Scan the data below for the string "pass". Show every line where it turns up.
____________
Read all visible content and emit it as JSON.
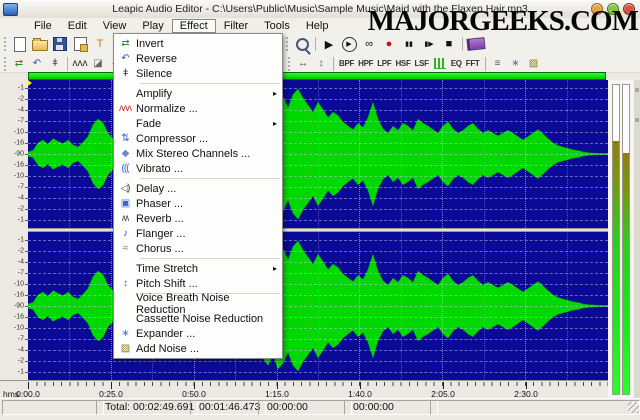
{
  "window": {
    "title": "Leapic Audio Editor - C:\\Users\\Public\\Music\\Sample Music\\Maid with the Flaxen Hair.mp3",
    "controls": [
      "minimize",
      "maximize",
      "close"
    ]
  },
  "watermark": "MAJORGEEKS.COM",
  "menu_bar": {
    "items": [
      "File",
      "Edit",
      "View",
      "Play",
      "Effect",
      "Filter",
      "Tools",
      "Help"
    ],
    "active_index": 4
  },
  "toolbar_file": [
    {
      "name": "new-file",
      "css": "i-new"
    },
    {
      "name": "open-file",
      "css": "i-folder"
    },
    {
      "name": "save-file",
      "css": "i-floppy"
    },
    {
      "name": "file-properties",
      "css": "i-props"
    },
    {
      "name": "tools-hammer",
      "glyph": "Τ",
      "color": "#cc7722"
    },
    {
      "sep": true
    },
    {
      "name": "paste",
      "css": "i-paste"
    }
  ],
  "toolbar_transport": [
    {
      "name": "zoom-out",
      "css": "i-zoom"
    },
    {
      "sep": true
    },
    {
      "name": "play",
      "glyph": "▶",
      "color": "#111111"
    },
    {
      "name": "play-all",
      "glyph": "▶",
      "color": "#111111",
      "circle": true
    },
    {
      "name": "loop",
      "glyph": "∞",
      "color": "#111111"
    },
    {
      "name": "record",
      "glyph": "●",
      "color": "#cc1111"
    },
    {
      "name": "pause",
      "glyph": "▮▮",
      "color": "#111111",
      "small": true
    },
    {
      "name": "step-forward",
      "glyph": "▮▶",
      "color": "#111111",
      "small": true
    },
    {
      "name": "stop",
      "glyph": "■",
      "color": "#111111"
    },
    {
      "sep": true
    },
    {
      "name": "help",
      "css": "i-book"
    }
  ],
  "toolbar_effects": [
    {
      "name": "invert",
      "glyph": "⇄",
      "color": "#2a8f2a"
    },
    {
      "name": "reverse",
      "glyph": "↶",
      "color": "#2255cc"
    },
    {
      "name": "silence",
      "glyph": "ǂ",
      "color": "#333333"
    },
    {
      "sep": true
    },
    {
      "name": "normalize",
      "glyph": "ʌʌʌ",
      "color": "#222222"
    },
    {
      "name": "fade",
      "glyph": "◪",
      "color": "#666666"
    },
    {
      "name": "amplify",
      "glyph": "◀",
      "color": "#cc2222"
    }
  ],
  "toolbar_filters": [
    {
      "name": "time-stretch",
      "glyph": "↔",
      "color": "#333355"
    },
    {
      "name": "pitch-shift",
      "glyph": "↕",
      "color": "#3366cc"
    },
    {
      "sep": true
    },
    {
      "name": "band-pass-filter",
      "text": "BPF"
    },
    {
      "name": "high-pass-filter",
      "text": "HPF"
    },
    {
      "name": "low-pass-filter",
      "text": "LPF"
    },
    {
      "name": "high-shelf-filter",
      "text": "HSF"
    },
    {
      "name": "low-shelf-filter",
      "text": "LSF"
    },
    {
      "name": "equalizer-bars",
      "css": "i-eq"
    },
    {
      "name": "equalizer",
      "text": "EQ"
    },
    {
      "name": "fft-filter",
      "text": "FFT"
    },
    {
      "sep": true
    },
    {
      "name": "noise-reduction-1",
      "glyph": "≡",
      "color": "#555599"
    },
    {
      "name": "expander-tool",
      "glyph": "∗",
      "color": "#4477cc"
    },
    {
      "name": "add-noise-tool",
      "glyph": "▨",
      "color": "#887722"
    }
  ],
  "effect_menu": {
    "items": [
      {
        "label": "Invert",
        "glyph": "⇄",
        "color": "#2a8f2a"
      },
      {
        "label": "Reverse",
        "glyph": "↶",
        "color": "#2255cc"
      },
      {
        "label": "Silence",
        "glyph": "ǂ",
        "color": "#333333",
        "separator_after": true
      },
      {
        "label": "Amplify",
        "submenu": true
      },
      {
        "label": "Normalize ...",
        "glyph": "ʌʌʌ",
        "color": "#cc3333"
      },
      {
        "label": "Fade",
        "submenu": true
      },
      {
        "label": "Compressor ...",
        "glyph": "⇅",
        "color": "#3366cc"
      },
      {
        "label": "Mix Stereo Channels ...",
        "glyph": "◆",
        "color": "#6688cc"
      },
      {
        "label": "Vibrato ...",
        "glyph": "(((",
        "color": "#3366cc",
        "separator_after": true
      },
      {
        "label": "Delay ...",
        "glyph": "◁)",
        "color": "#555533"
      },
      {
        "label": "Phaser ...",
        "glyph": "▣",
        "color": "#3366cc"
      },
      {
        "label": "Reverb ...",
        "glyph": "ʍ",
        "color": "#444444"
      },
      {
        "label": "Flanger ...",
        "glyph": "♪",
        "color": "#3355bb"
      },
      {
        "label": "Chorus ...",
        "glyph": "≈",
        "color": "#778833",
        "separator_after": true
      },
      {
        "label": "Time Stretch",
        "submenu": true
      },
      {
        "label": "Pitch Shift ...",
        "glyph": "↕",
        "color": "#3366cc",
        "separator_after": true
      },
      {
        "label": "Voice Breath Noise Reduction"
      },
      {
        "label": "Cassette Noise Reduction"
      },
      {
        "label": "Expander ...",
        "glyph": "∗",
        "color": "#4477dd"
      },
      {
        "label": "Add Noise ...",
        "glyph": "▨",
        "color": "#887722"
      }
    ]
  },
  "waveform": {
    "bg_color": "#0a0a96",
    "wave_color": "#00d800",
    "db_labels": [
      "-1",
      "-2",
      "-4",
      "-7",
      "-10",
      "-16",
      "-90",
      "-16",
      "-10",
      "-7",
      "-4",
      "-2",
      "-1"
    ],
    "samples": [
      0.03,
      0.05,
      0.16,
      0.2,
      0.14,
      0.22,
      0.18,
      0.15,
      0.2,
      0.13,
      0.1,
      0.17,
      0.25,
      0.42,
      0.5,
      0.45,
      0.3,
      0.22,
      0.3,
      0.26,
      0.18,
      0.14,
      0.2,
      0.27,
      0.36,
      0.32,
      0.25,
      0.18,
      0.22,
      0.3,
      0.26,
      0.2,
      0.16,
      0.22,
      0.28,
      0.32,
      0.33,
      0.28,
      0.24,
      0.28,
      0.33,
      0.38,
      0.42,
      0.48,
      0.53,
      0.5,
      0.62,
      0.75,
      0.85,
      0.7,
      0.9,
      0.82,
      0.66,
      0.85,
      0.93,
      0.8,
      0.7,
      0.6,
      0.74,
      0.64,
      0.52,
      0.6,
      0.55,
      0.46,
      0.4,
      0.35,
      0.44,
      0.38,
      0.52,
      0.74,
      0.5,
      0.36,
      0.3,
      0.4,
      0.34,
      0.44,
      0.4,
      0.34,
      0.5,
      0.44,
      0.4,
      0.35,
      0.3,
      0.4,
      0.46,
      0.36,
      0.3,
      0.34,
      0.4,
      0.44,
      0.36,
      0.3,
      0.34,
      0.3,
      0.26,
      0.3,
      0.34,
      0.3,
      0.25,
      0.2,
      0.25,
      0.3,
      0.35,
      0.29,
      0.22,
      0.16,
      0.12,
      0.1,
      0.08,
      0.06,
      0.05,
      0.03,
      0.02,
      0.015,
      0.012,
      0.01,
      0.01
    ]
  },
  "meters": {
    "left_level": 0.82,
    "right_level": 0.78
  },
  "ruler": {
    "unit": "hms",
    "labels": [
      "0:00.0",
      "0:25.0",
      "0:50.0",
      "1:15.0",
      "1:40.0",
      "2:05.0",
      "2:30.0"
    ]
  },
  "status_bar": {
    "panels": [
      "",
      "Total: 00:02:49.691",
      "00:01:46.473",
      "00:00:00",
      "00:00:00",
      ""
    ]
  }
}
____________
RESPONSE TO THIS EXERCISE:
      "name": "band-pass-filter",
      "name": "high-pass-filter",
      "name": "low-pass-filter",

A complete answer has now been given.